YOUR GOAL:
Pictures do not belong in the copy; restate the records below word for word.
--- START EXERCISE INPUTS ---
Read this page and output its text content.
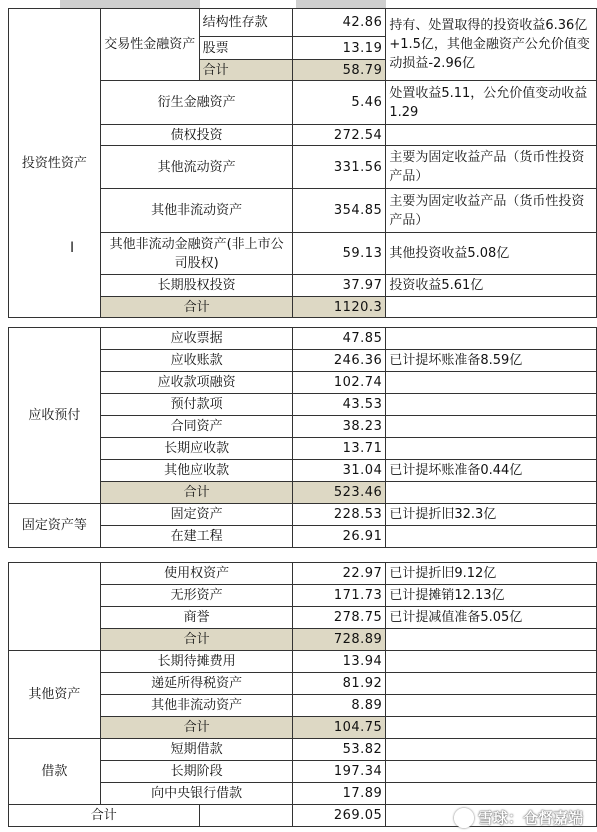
投资性资产	交易性金融资产	结构性存款	42.86	持有、处置取得的投资收益6.36亿+1.5亿，其他金融资产公允价值变动损益-2.96亿
		股票	13.19	
		合计	58.79	
	衍生金融资产		5.46	处置收益5.11，公允价值变动收益1.29
	债权投资		272.54	
	其他流动资产		331.56	主要为固定收益产品（货币性投资产品）
	其他非流动资产		354.85	主要为固定收益产品（货币性投资产品）
	其他非流动金融资产(非上市公司股权)		59.13	其他投资收益5.08亿
	长期股权投资		37.97	投资收益5.61亿
	合计		1120.3	
应收预付	应收票据	47.85	
	应收账款	246.36	已计提坏账准备8.59亿
	应收款项融资	102.74	
	预付款项	43.53	
	合同资产	38.23	
	长期应收款	13.71	
	其他应收款	31.04	已计提坏账准备0.44亿
	合计	523.46	
固定资产等	固定资产	228.53	已计提折旧32.3亿
	在建工程	26.91	
	使用权资产		22.97	已计提折旧9.12亿
	无形资产		171.73	已计提摊销12.13亿
	商誉		278.75	已计提减值准备5.05亿
	合计		728.89	
其他资产	长期待摊费用		13.94	
	递延所得税资产		81.92	
	其他非流动资产		8.89	
	合计		104.75	
借款	短期借款		53.82	
	长期阶段		197.34	
	向中央银行借款		17.89	
合计			269.05	
I
雪球：仓督嘉端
--- END EXERCISE INPUTS ---
THE REPLY:
Read this page and output its text content.
投资性资产	交易性金融资产	结构性存款	42.86	持有、处置取得的投资收益6.36亿+1.5亿，其他金融资产公允价值变动损益-2.96亿
		股票	13.19	
		合计	58.79	
	衍生金融资产		5.46	处置收益5.11，公允价值变动收益1.29
	债权投资		272.54	
	其他流动资产		331.56	主要为固定收益产品（货币性投资产品）
	其他非流动资产		354.85	主要为固定收益产品（货币性投资产品）
	其他非流动金融资产(非上市公司股权)		59.13	其他投资收益5.08亿
	长期股权投资		37.97	投资收益5.61亿
	合计		1120.3	
应收预付	应收票据	47.85	
	应收账款	246.36	已计提坏账准备8.59亿
	应收款项融资	102.74	
	预付款项	43.53	
	合同资产	38.23	
	长期应收款	13.71	
	其他应收款	31.04	已计提坏账准备0.44亿
	合计	523.46	
固定资产等	固定资产	228.53	已计提折旧32.3亿
	在建工程	26.91	
	使用权资产		22.97	已计提折旧9.12亿
	无形资产		171.73	已计提摊销12.13亿
	商誉		278.75	已计提减值准备5.05亿
	合计		728.89	
其他资产	长期待摊费用		13.94	
	递延所得税资产		81.92	
	其他非流动资产		8.89	
	合计		104.75	
借款	短期借款		53.82	
	长期阶段		197.34	
	向中央银行借款		17.89	
合计			269.05	
I
雪球：仓督嘉端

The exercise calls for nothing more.